Request => Provide an exact copy of the data, excluding the images.

----------

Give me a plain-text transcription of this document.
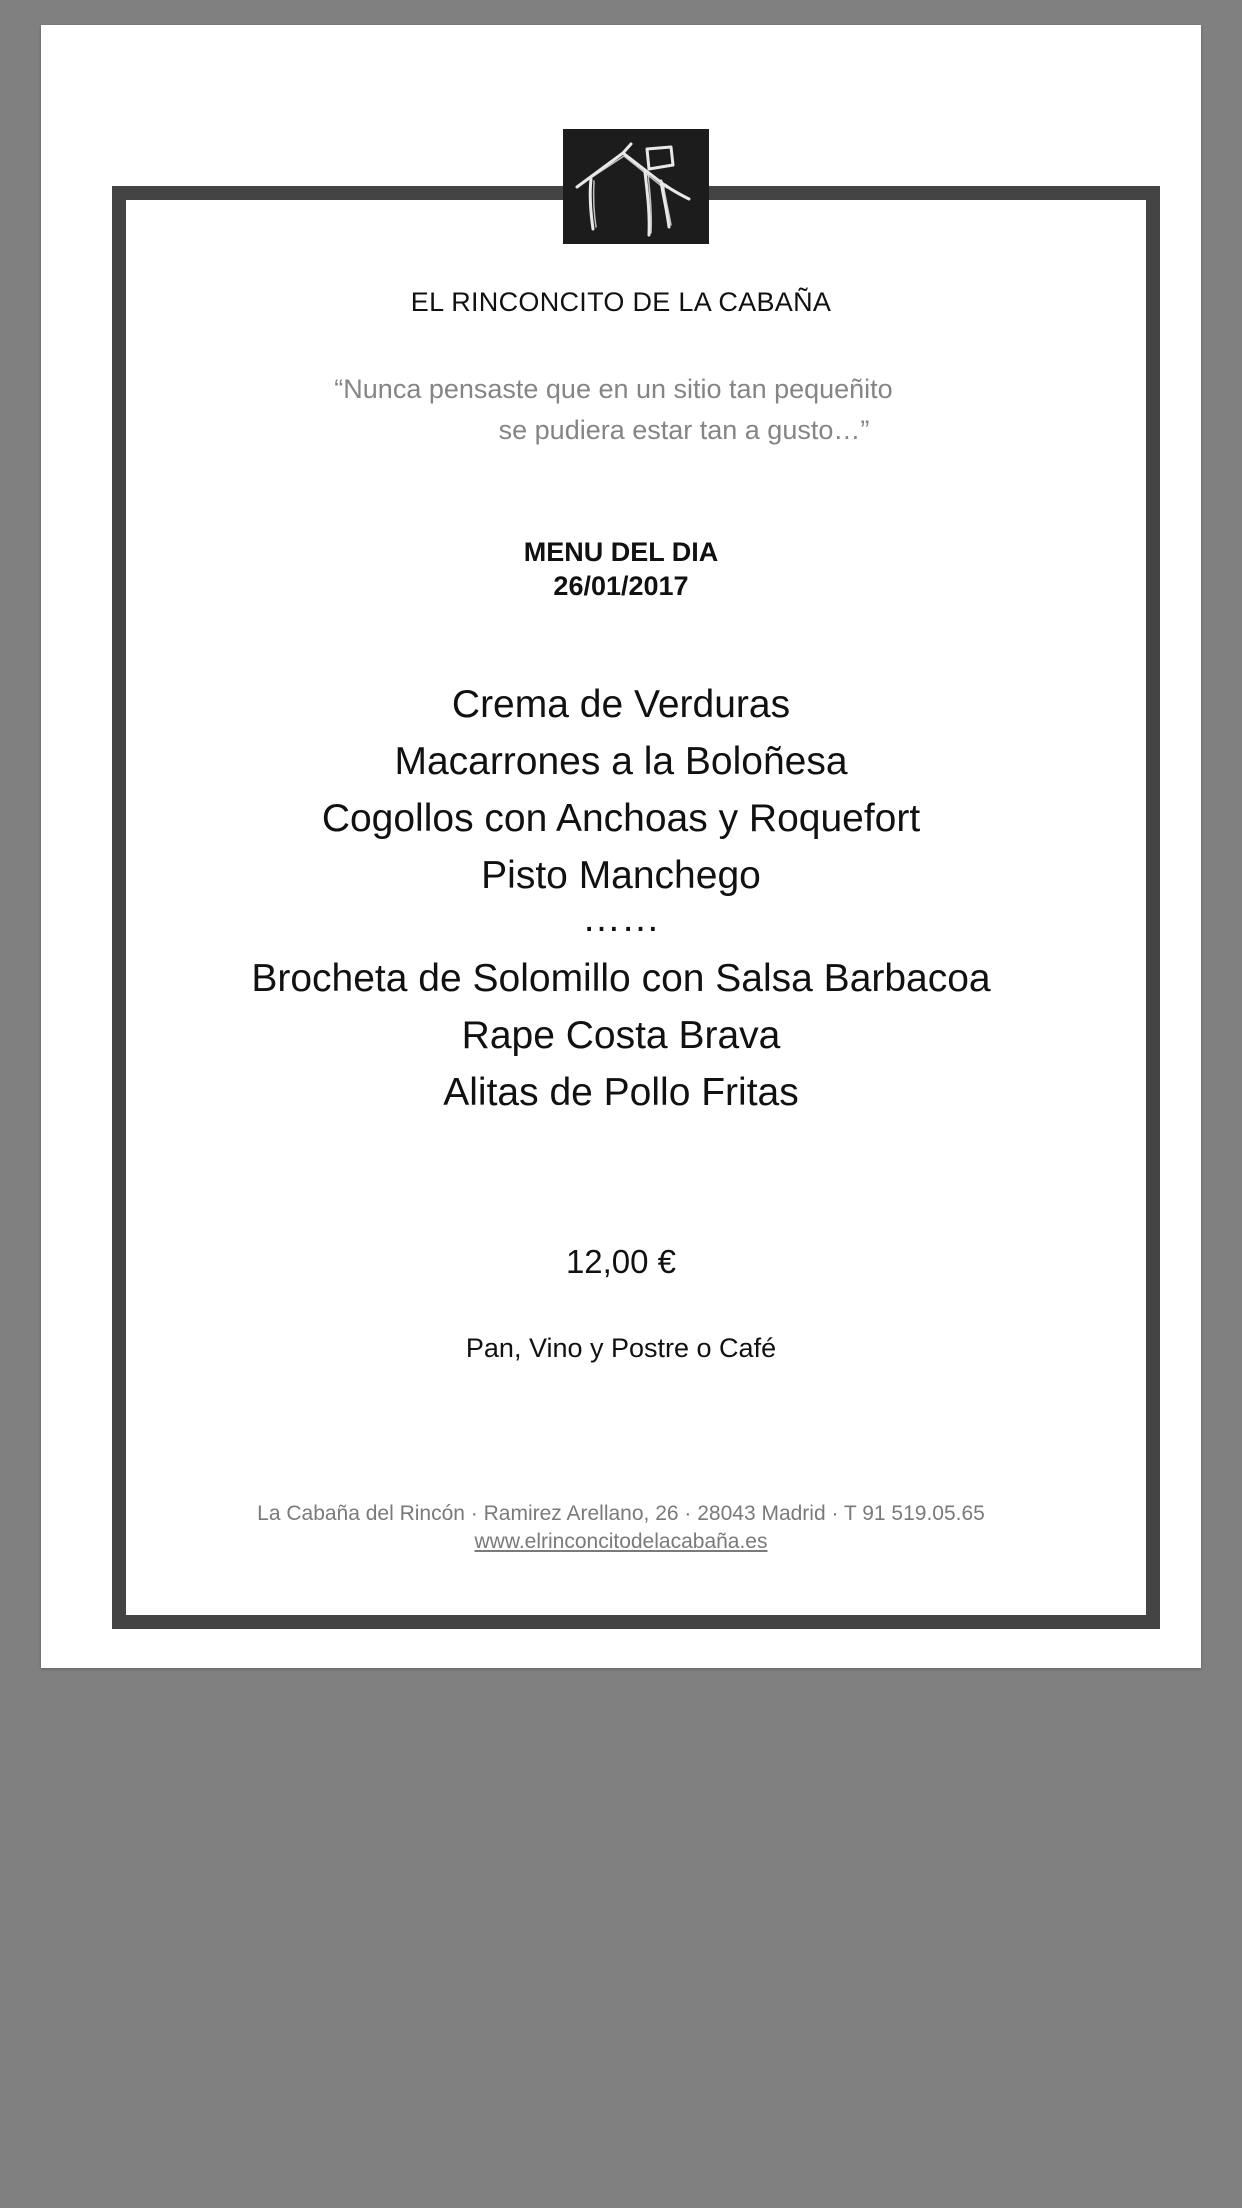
EL RINCONCITO DE LA CABAÑA
“Nunca pensaste que en un sitio tan pequeñito
se pudiera estar tan a gusto…”
MENU DEL DIA
26/01/2017
Crema de Verduras
Macarrones a la Boloñesa
Cogollos con Anchoas y Roquefort
Pisto Manchego
……
Brocheta de Solomillo con Salsa Barbacoa
Rape Costa Brava
Alitas de Pollo Fritas
12,00 €
Pan, Vino y Postre o Café
La Cabaña del Rincón · Ramirez Arellano, 26 · 28043 Madrid · T 91 519.05.65
www.elrinconcitodelacabaña.es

----------

Solution for this problem =>
Give me a plain-text transcription of this document.
EL RINCONCITO DE LA CABAÑA
“Nunca pensaste que en un sitio tan pequeñito
se pudiera estar tan a gusto…”
MENU DEL DIA
26/01/2017
Crema de Verduras
Macarrones a la Boloñesa
Cogollos con Anchoas y Roquefort
Pisto Manchego
……
Brocheta de Solomillo con Salsa Barbacoa
Rape Costa Brava
Alitas de Pollo Fritas
12,00 €
Pan, Vino y Postre o Café
La Cabaña del Rincón · Ramirez Arellano, 26 · 28043 Madrid · T 91 519.05.65
www.elrinconcitodelacabaña.es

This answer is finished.